* _LISTING_
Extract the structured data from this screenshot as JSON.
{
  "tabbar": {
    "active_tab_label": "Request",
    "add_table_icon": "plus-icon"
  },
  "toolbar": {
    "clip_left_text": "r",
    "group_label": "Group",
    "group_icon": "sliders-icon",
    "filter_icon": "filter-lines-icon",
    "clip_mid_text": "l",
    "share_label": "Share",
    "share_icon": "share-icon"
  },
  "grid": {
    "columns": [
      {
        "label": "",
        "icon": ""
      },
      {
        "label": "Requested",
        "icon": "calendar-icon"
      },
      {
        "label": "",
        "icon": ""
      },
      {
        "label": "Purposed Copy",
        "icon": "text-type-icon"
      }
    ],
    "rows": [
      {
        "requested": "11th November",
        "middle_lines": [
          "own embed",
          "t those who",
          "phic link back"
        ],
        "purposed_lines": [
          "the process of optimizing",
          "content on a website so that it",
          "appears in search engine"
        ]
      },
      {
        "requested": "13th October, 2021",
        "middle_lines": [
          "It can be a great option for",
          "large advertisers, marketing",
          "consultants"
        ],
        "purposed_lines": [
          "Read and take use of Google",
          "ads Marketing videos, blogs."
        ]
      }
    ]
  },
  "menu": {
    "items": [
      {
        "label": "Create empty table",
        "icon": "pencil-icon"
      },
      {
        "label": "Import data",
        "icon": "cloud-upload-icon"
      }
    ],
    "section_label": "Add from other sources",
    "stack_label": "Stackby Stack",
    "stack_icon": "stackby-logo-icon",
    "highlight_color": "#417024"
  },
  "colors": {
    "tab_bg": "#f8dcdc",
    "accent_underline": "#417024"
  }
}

...

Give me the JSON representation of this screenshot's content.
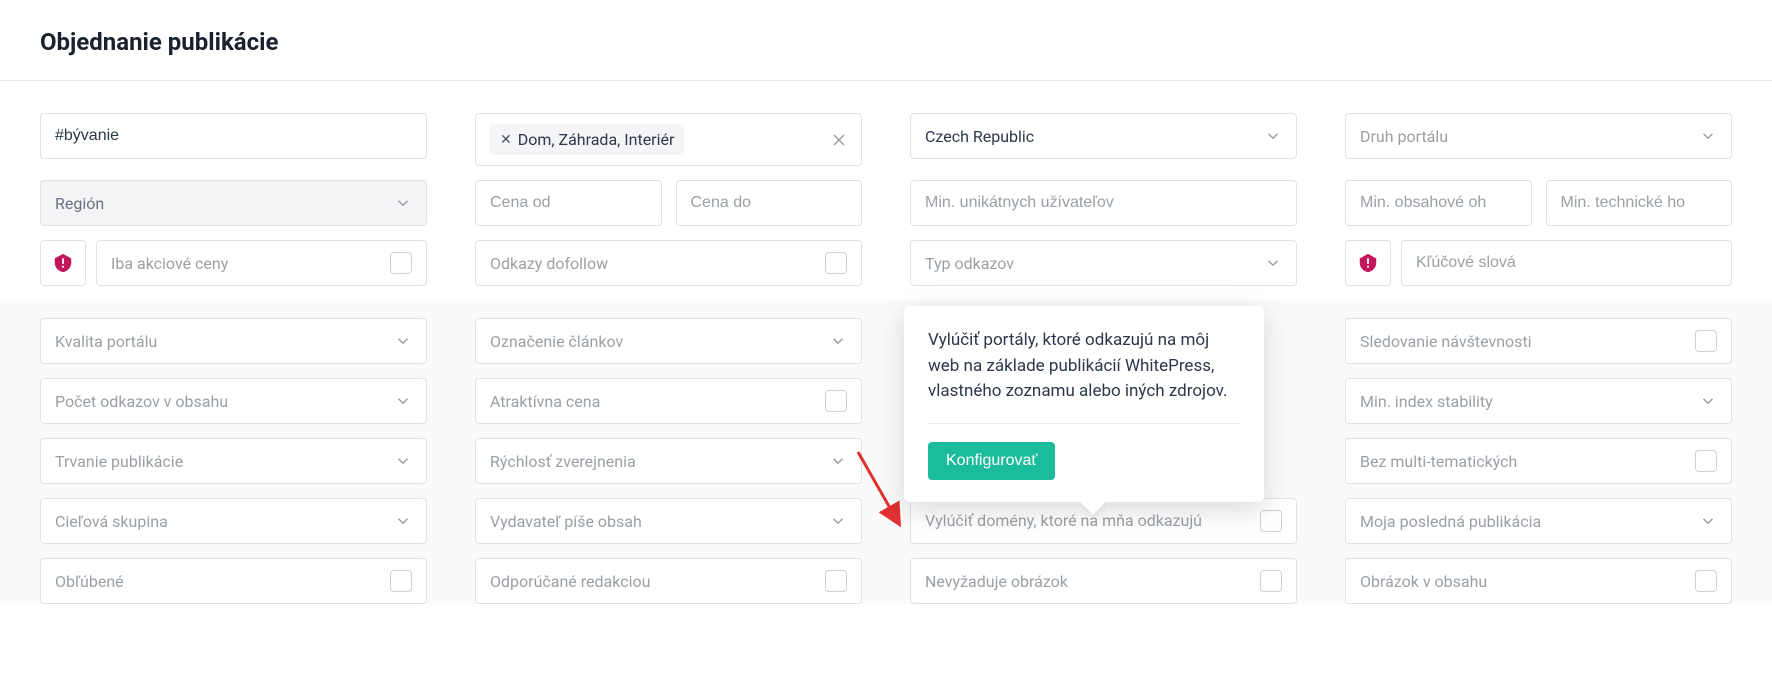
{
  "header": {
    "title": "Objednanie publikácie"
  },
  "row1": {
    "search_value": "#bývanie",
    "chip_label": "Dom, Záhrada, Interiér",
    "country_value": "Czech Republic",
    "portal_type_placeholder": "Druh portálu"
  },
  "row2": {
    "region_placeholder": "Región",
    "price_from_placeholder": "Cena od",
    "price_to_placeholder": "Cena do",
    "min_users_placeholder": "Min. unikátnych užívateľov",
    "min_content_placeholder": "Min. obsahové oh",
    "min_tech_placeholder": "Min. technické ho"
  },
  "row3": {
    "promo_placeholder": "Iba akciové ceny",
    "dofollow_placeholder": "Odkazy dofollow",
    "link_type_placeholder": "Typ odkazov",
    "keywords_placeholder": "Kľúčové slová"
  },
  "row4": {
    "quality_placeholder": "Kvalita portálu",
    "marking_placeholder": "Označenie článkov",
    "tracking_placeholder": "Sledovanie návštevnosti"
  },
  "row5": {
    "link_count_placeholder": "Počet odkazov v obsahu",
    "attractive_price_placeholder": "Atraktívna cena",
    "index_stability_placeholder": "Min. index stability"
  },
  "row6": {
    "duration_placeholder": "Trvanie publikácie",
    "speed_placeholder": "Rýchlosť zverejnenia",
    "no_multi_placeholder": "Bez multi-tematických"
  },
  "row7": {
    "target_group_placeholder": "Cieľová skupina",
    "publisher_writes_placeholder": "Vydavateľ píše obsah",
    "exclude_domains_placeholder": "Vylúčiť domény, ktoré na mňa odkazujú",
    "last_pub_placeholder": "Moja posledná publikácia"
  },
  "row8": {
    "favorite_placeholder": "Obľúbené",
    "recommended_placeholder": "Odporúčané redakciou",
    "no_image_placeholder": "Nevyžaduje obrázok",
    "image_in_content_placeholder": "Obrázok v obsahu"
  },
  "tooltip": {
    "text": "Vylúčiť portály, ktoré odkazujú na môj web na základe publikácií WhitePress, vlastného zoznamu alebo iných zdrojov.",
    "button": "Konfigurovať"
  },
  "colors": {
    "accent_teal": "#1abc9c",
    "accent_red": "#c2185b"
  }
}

* _EXERCISE PROMPT_
Select every line where the word "obsahu" occurs.

* _COMPLETE RESPONSE_
    "link_count_placeholder": "Počet odkazov v obsahu",
    "image_in_content_placeholder": "Obrázok v obsahu"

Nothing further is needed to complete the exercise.